#### [Exercise inputs]
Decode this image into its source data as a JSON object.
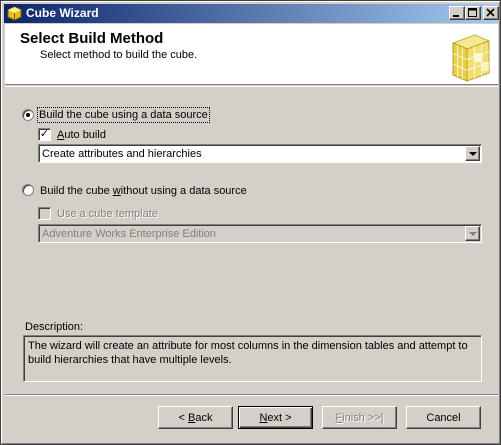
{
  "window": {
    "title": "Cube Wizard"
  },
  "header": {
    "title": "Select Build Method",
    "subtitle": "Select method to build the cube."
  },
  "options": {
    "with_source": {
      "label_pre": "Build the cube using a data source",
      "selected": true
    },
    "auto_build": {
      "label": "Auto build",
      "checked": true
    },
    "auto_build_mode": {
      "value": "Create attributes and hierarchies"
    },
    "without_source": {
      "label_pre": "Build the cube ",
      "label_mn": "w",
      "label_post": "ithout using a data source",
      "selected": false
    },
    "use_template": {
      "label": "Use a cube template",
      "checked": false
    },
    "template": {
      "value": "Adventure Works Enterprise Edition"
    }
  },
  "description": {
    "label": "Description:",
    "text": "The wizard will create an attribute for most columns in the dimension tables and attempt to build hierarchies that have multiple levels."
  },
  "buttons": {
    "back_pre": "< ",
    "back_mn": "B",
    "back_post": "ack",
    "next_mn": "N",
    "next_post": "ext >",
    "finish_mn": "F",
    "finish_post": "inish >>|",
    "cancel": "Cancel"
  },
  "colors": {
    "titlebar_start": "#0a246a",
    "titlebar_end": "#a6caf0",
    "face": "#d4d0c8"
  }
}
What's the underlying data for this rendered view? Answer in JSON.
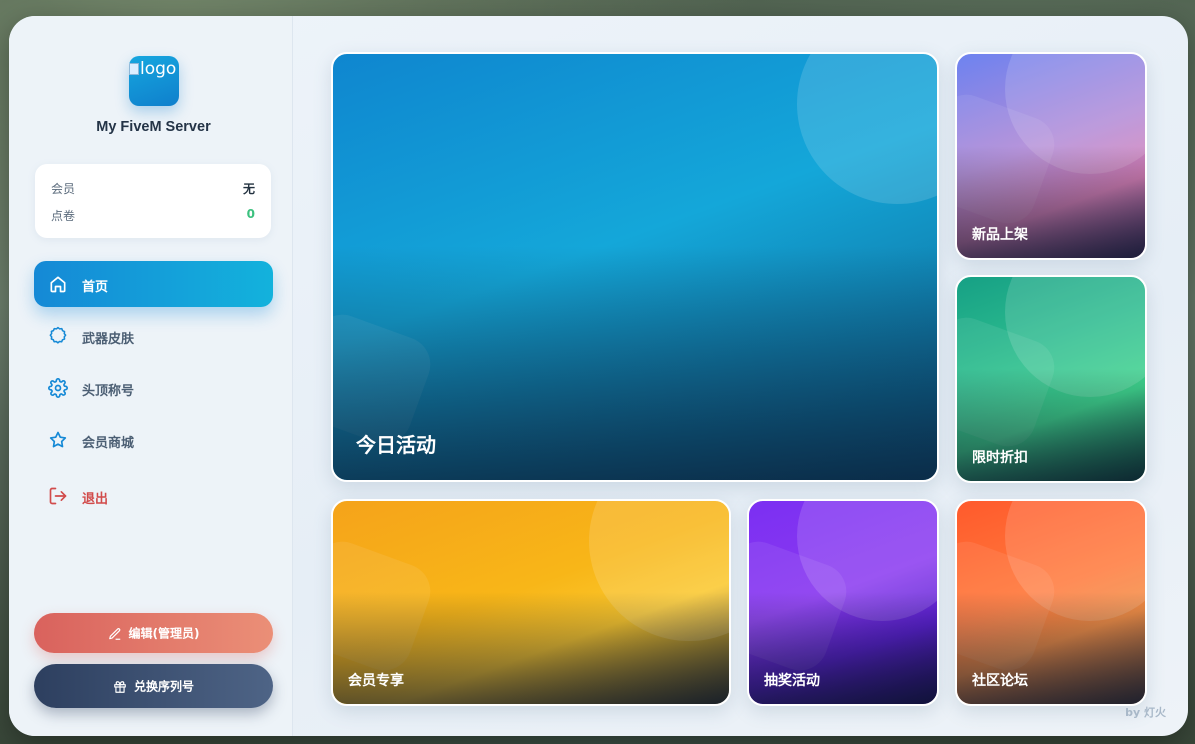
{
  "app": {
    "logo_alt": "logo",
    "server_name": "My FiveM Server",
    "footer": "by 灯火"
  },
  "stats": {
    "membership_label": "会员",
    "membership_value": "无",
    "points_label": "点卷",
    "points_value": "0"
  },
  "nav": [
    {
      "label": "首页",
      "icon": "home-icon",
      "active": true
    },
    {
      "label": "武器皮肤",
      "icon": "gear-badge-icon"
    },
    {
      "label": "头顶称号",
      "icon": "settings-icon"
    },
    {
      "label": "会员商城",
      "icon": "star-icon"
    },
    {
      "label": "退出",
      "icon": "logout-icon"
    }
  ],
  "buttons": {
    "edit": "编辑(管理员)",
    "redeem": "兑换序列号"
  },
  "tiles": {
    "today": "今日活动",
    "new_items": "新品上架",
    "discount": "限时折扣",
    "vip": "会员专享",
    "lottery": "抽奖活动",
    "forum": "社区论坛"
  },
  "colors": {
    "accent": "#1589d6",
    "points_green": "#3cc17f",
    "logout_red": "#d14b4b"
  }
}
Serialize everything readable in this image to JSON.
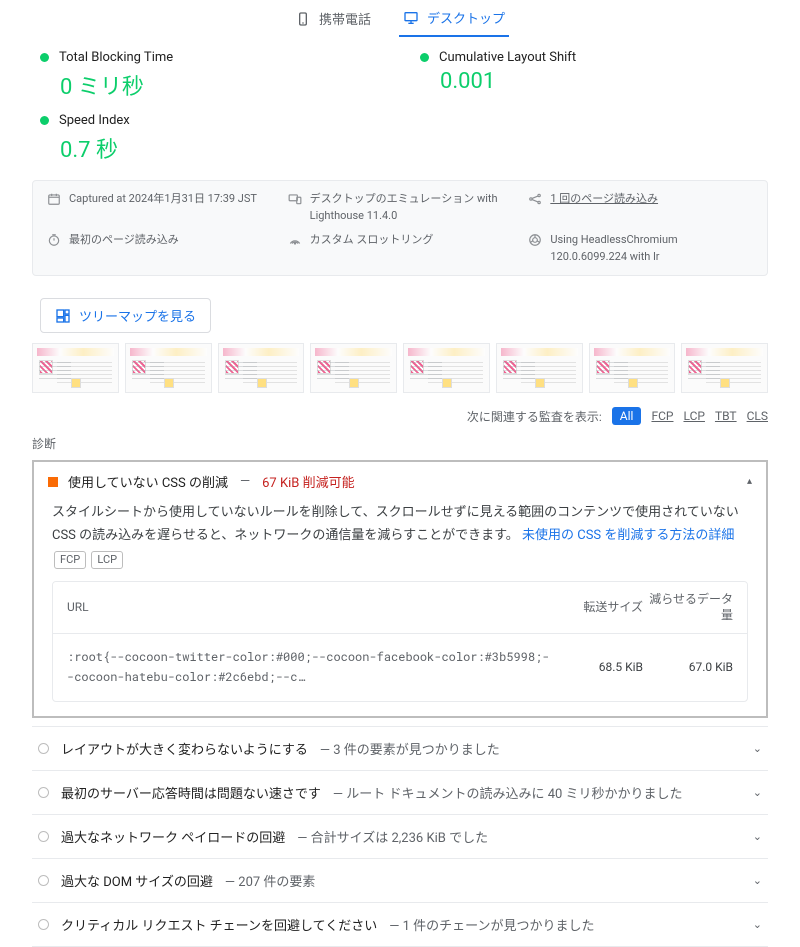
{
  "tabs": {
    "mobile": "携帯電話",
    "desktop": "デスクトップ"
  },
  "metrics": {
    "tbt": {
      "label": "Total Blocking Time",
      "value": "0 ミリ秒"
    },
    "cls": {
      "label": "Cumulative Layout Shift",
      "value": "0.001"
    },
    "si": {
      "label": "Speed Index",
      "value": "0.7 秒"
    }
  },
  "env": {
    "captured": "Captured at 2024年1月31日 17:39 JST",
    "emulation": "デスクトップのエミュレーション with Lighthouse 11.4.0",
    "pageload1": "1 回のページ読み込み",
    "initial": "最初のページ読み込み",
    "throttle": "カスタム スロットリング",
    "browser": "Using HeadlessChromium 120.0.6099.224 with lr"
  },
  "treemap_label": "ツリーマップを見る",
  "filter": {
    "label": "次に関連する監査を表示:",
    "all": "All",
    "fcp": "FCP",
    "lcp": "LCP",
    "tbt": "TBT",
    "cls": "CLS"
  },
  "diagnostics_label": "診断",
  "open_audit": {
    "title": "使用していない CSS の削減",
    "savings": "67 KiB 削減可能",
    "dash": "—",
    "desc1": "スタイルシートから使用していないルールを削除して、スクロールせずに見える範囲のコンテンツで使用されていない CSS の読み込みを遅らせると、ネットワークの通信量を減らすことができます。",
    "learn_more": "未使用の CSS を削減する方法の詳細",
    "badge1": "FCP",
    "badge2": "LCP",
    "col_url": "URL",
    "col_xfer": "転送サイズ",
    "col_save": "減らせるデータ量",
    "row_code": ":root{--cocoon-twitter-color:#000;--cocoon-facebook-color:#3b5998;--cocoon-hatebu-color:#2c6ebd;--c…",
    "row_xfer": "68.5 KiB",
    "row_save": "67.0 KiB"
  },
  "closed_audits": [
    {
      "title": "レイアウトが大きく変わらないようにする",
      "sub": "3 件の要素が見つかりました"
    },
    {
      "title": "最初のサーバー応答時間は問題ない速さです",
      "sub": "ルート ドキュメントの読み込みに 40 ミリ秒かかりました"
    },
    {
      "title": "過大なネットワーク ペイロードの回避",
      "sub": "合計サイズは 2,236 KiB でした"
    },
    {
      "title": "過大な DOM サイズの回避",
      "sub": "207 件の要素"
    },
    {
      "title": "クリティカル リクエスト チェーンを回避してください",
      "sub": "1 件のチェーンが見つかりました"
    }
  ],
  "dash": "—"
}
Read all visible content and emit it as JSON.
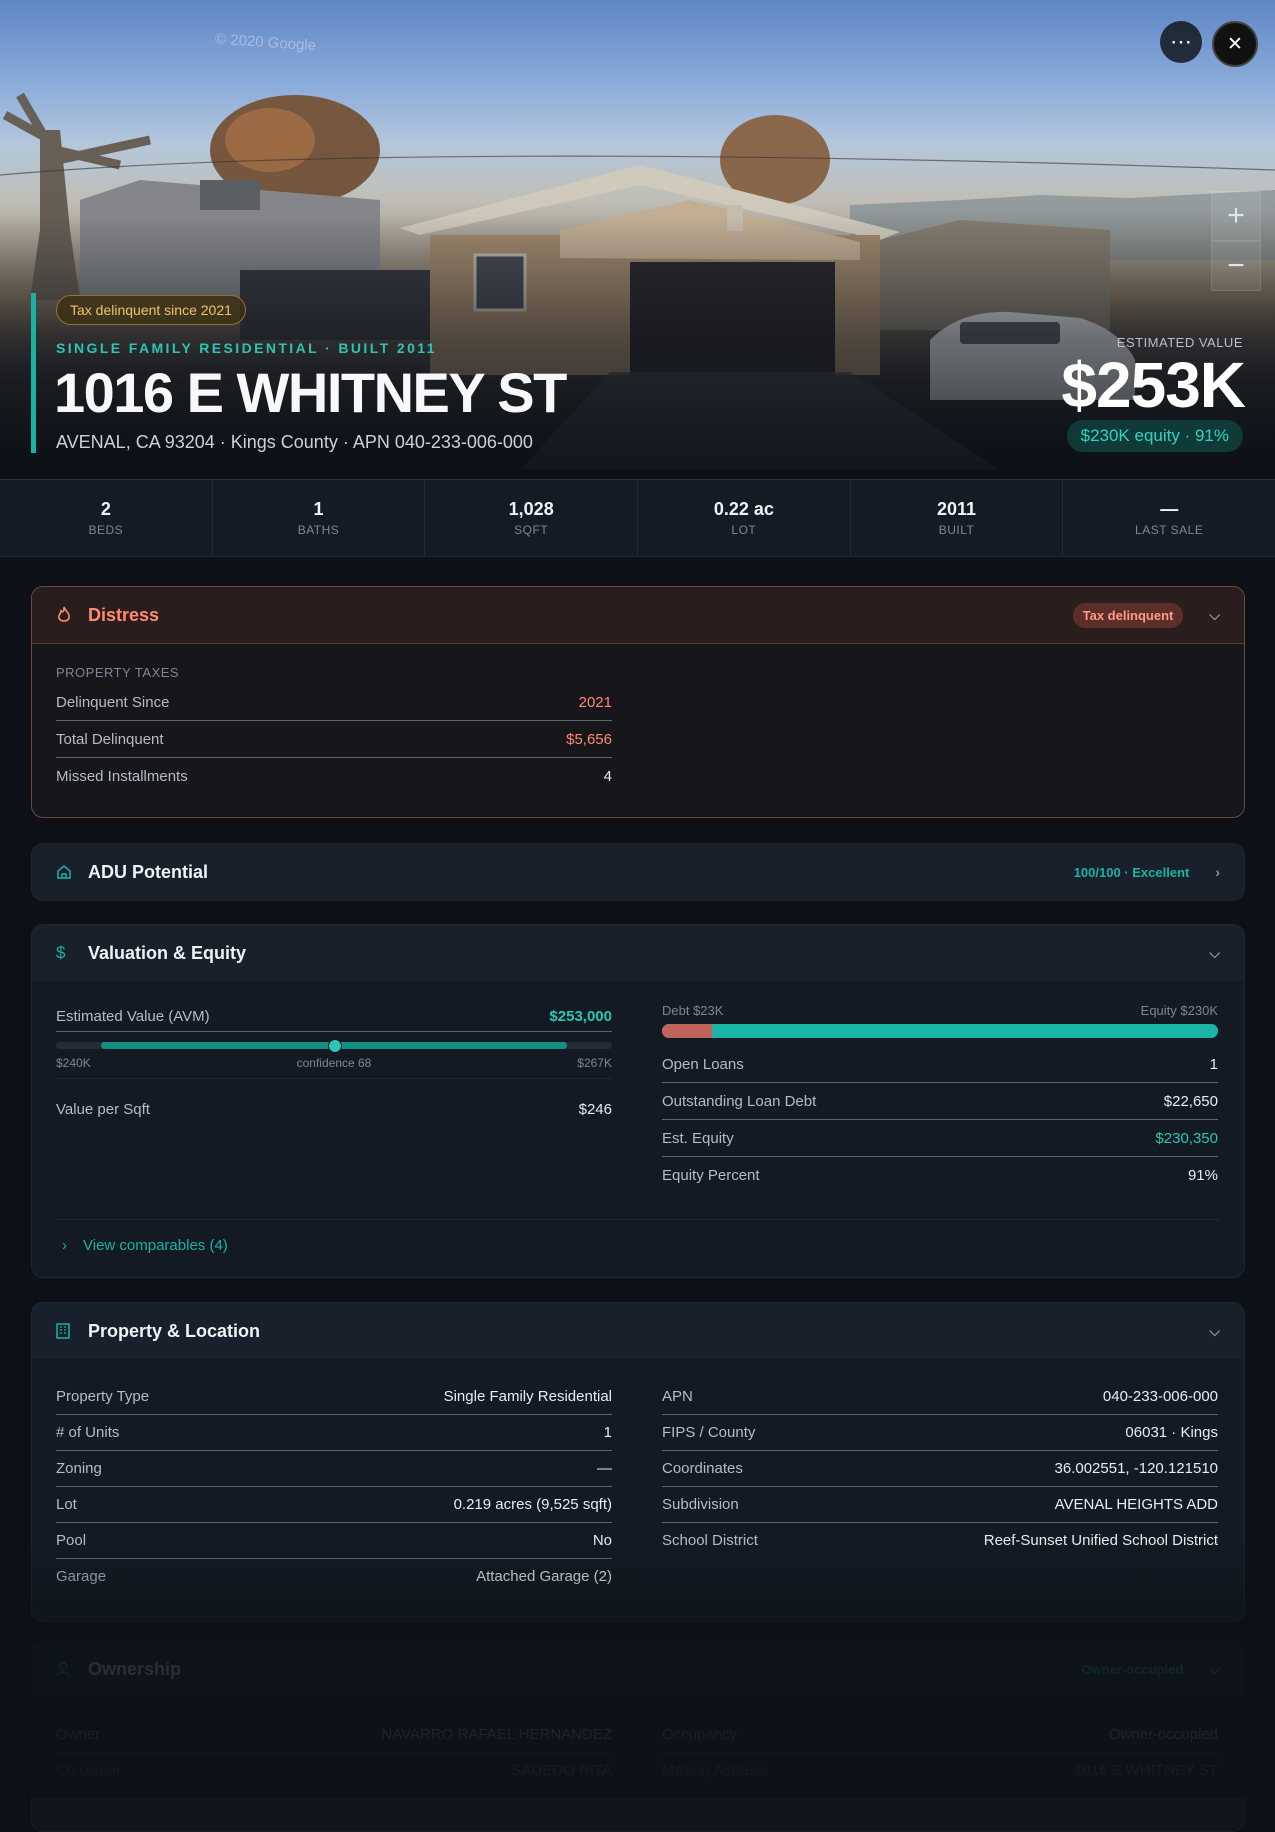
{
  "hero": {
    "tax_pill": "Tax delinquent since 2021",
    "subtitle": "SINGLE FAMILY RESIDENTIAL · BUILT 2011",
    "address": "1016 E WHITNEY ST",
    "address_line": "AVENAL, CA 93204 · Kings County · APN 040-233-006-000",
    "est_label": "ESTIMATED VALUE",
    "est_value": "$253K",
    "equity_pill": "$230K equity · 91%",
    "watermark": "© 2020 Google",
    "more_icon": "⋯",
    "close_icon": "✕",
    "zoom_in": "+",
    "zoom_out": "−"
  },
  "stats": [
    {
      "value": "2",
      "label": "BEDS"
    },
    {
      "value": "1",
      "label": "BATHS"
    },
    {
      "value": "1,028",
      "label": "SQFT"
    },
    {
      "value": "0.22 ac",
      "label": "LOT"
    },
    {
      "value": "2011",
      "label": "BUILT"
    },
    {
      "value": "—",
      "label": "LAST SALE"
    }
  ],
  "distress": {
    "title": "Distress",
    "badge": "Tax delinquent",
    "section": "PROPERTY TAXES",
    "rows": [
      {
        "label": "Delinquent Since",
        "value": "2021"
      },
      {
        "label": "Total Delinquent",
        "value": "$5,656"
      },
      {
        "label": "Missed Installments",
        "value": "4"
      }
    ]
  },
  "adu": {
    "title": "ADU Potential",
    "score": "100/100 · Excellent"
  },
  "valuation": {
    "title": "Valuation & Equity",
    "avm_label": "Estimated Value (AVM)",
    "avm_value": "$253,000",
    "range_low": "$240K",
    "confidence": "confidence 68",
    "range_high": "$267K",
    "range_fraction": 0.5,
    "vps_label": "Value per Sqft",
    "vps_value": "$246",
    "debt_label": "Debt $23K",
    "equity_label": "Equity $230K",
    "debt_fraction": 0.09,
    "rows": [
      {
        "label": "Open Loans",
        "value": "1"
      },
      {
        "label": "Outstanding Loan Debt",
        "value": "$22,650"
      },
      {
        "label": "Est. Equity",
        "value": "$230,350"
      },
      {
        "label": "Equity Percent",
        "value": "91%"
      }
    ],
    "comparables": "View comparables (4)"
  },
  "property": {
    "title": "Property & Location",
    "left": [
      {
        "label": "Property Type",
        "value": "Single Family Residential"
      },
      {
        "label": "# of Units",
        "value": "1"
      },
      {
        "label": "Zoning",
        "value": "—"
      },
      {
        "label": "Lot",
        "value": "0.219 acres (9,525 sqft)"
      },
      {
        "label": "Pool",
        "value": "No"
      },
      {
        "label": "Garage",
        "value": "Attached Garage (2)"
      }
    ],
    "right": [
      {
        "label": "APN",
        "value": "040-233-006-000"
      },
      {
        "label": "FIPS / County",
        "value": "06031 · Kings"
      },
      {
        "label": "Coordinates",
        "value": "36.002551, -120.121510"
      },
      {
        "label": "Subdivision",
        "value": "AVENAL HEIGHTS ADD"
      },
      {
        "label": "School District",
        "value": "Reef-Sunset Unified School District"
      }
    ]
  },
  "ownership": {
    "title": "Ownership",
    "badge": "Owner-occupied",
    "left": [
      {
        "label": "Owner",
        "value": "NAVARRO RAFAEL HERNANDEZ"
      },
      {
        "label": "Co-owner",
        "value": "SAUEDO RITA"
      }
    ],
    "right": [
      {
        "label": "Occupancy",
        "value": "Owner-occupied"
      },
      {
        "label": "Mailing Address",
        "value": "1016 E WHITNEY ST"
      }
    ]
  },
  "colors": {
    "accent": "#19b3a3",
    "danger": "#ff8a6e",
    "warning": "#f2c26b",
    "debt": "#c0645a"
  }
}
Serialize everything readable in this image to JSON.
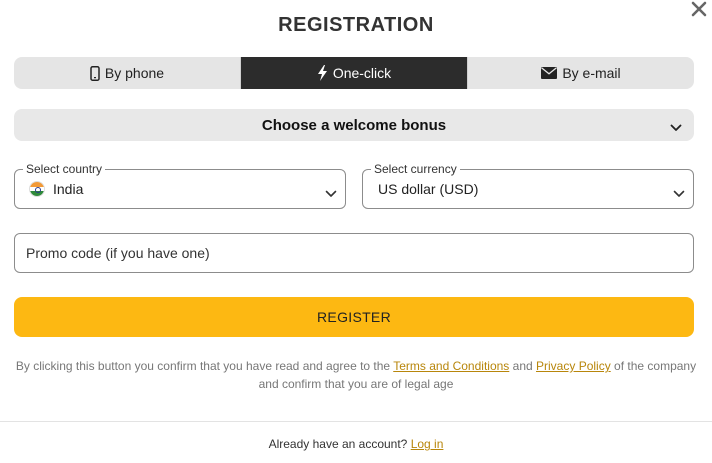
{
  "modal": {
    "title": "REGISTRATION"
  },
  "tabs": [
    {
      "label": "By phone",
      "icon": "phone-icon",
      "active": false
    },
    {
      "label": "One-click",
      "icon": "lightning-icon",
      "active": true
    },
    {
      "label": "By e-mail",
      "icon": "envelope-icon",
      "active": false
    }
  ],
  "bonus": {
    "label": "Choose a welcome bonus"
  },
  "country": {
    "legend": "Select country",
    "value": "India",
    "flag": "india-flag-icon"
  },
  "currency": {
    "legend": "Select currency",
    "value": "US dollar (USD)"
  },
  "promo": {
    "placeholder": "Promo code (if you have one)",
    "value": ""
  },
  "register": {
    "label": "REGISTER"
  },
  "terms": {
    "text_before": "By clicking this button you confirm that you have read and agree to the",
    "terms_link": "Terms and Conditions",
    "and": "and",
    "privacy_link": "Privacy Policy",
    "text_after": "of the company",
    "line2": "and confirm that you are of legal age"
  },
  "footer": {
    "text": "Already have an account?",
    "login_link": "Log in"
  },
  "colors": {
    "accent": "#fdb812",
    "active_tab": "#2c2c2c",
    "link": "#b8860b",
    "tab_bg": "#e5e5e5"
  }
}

#### [Objective]
Give the count of lines in the data shown above that contain "AVENAL", and nothing else.

#### [Written reply]
2